» **Given task**
Your copy of the material must match it exactly, except that pictures are dropped.

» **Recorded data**
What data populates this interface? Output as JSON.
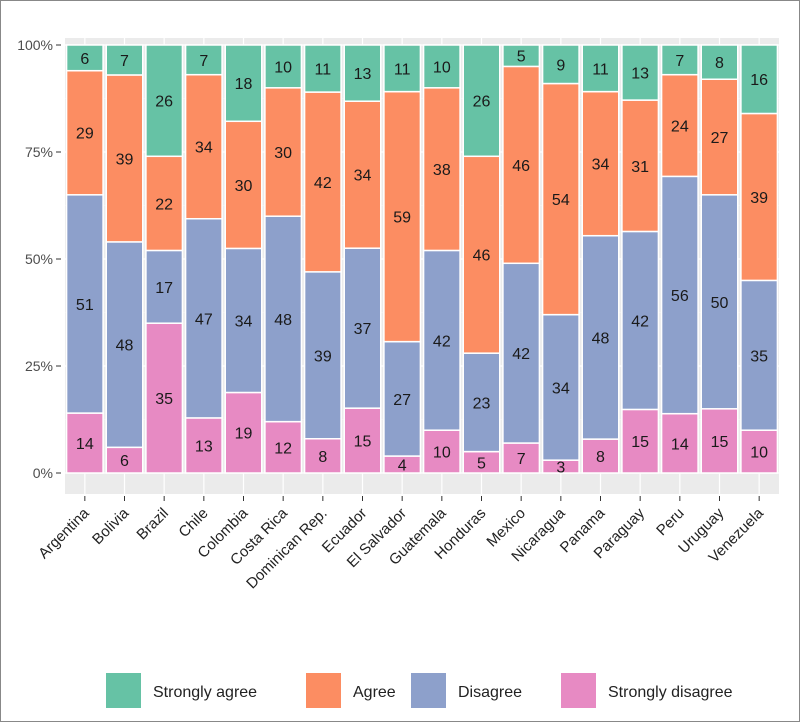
{
  "chart_data": {
    "type": "bar",
    "stacked": true,
    "normalized": true,
    "categories": [
      "Argentina",
      "Bolivia",
      "Brazil",
      "Chile",
      "Colombia",
      "Costa Rica",
      "Dominican Rep.",
      "Ecuador",
      "El Salvador",
      "Guatemala",
      "Honduras",
      "Mexico",
      "Nicaragua",
      "Panama",
      "Paraguay",
      "Peru",
      "Uruguay",
      "Venezuela"
    ],
    "series": [
      {
        "name": "Strongly agree",
        "color": "#66C2A5",
        "values": [
          6,
          7,
          26,
          7,
          18,
          10,
          11,
          13,
          11,
          10,
          26,
          5,
          9,
          11,
          13,
          7,
          8,
          16
        ]
      },
      {
        "name": "Agree",
        "color": "#FC8D62",
        "values": [
          29,
          39,
          22,
          34,
          30,
          30,
          42,
          34,
          59,
          38,
          46,
          46,
          54,
          34,
          31,
          24,
          27,
          39
        ]
      },
      {
        "name": "Disagree",
        "color": "#8DA0CB",
        "values": [
          51,
          48,
          17,
          47,
          34,
          48,
          39,
          37,
          27,
          42,
          23,
          42,
          34,
          48,
          42,
          56,
          50,
          35
        ]
      },
      {
        "name": "Strongly disagree",
        "color": "#E78AC3",
        "values": [
          14,
          6,
          35,
          13,
          19,
          12,
          8,
          15,
          4,
          10,
          5,
          7,
          3,
          8,
          15,
          14,
          15,
          10
        ]
      }
    ],
    "yticks": [
      "0%",
      "25%",
      "50%",
      "75%",
      "100%"
    ],
    "ylim": [
      0,
      1
    ],
    "xlabel": "",
    "ylabel": "",
    "grid": true,
    "legend_position": "bottom",
    "panel_background": "#EBEBEB"
  }
}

» **Solution to this exercise**
What data populates this interface? Output as JSON.
{
  "chart_data": {
    "type": "bar",
    "stacked": true,
    "normalized": true,
    "categories": [
      "Argentina",
      "Bolivia",
      "Brazil",
      "Chile",
      "Colombia",
      "Costa Rica",
      "Dominican Rep.",
      "Ecuador",
      "El Salvador",
      "Guatemala",
      "Honduras",
      "Mexico",
      "Nicaragua",
      "Panama",
      "Paraguay",
      "Peru",
      "Uruguay",
      "Venezuela"
    ],
    "series": [
      {
        "name": "Strongly agree",
        "color": "#66C2A5",
        "values": [
          6,
          7,
          26,
          7,
          18,
          10,
          11,
          13,
          11,
          10,
          26,
          5,
          9,
          11,
          13,
          7,
          8,
          16
        ]
      },
      {
        "name": "Agree",
        "color": "#FC8D62",
        "values": [
          29,
          39,
          22,
          34,
          30,
          30,
          42,
          34,
          59,
          38,
          46,
          46,
          54,
          34,
          31,
          24,
          27,
          39
        ]
      },
      {
        "name": "Disagree",
        "color": "#8DA0CB",
        "values": [
          51,
          48,
          17,
          47,
          34,
          48,
          39,
          37,
          27,
          42,
          23,
          42,
          34,
          48,
          42,
          56,
          50,
          35
        ]
      },
      {
        "name": "Strongly disagree",
        "color": "#E78AC3",
        "values": [
          14,
          6,
          35,
          13,
          19,
          12,
          8,
          15,
          4,
          10,
          5,
          7,
          3,
          8,
          15,
          14,
          15,
          10
        ]
      }
    ],
    "yticks": [
      "0%",
      "25%",
      "50%",
      "75%",
      "100%"
    ],
    "ylim": [
      0,
      1
    ],
    "xlabel": "",
    "ylabel": "",
    "grid": true,
    "legend_position": "bottom",
    "panel_background": "#EBEBEB"
  }
}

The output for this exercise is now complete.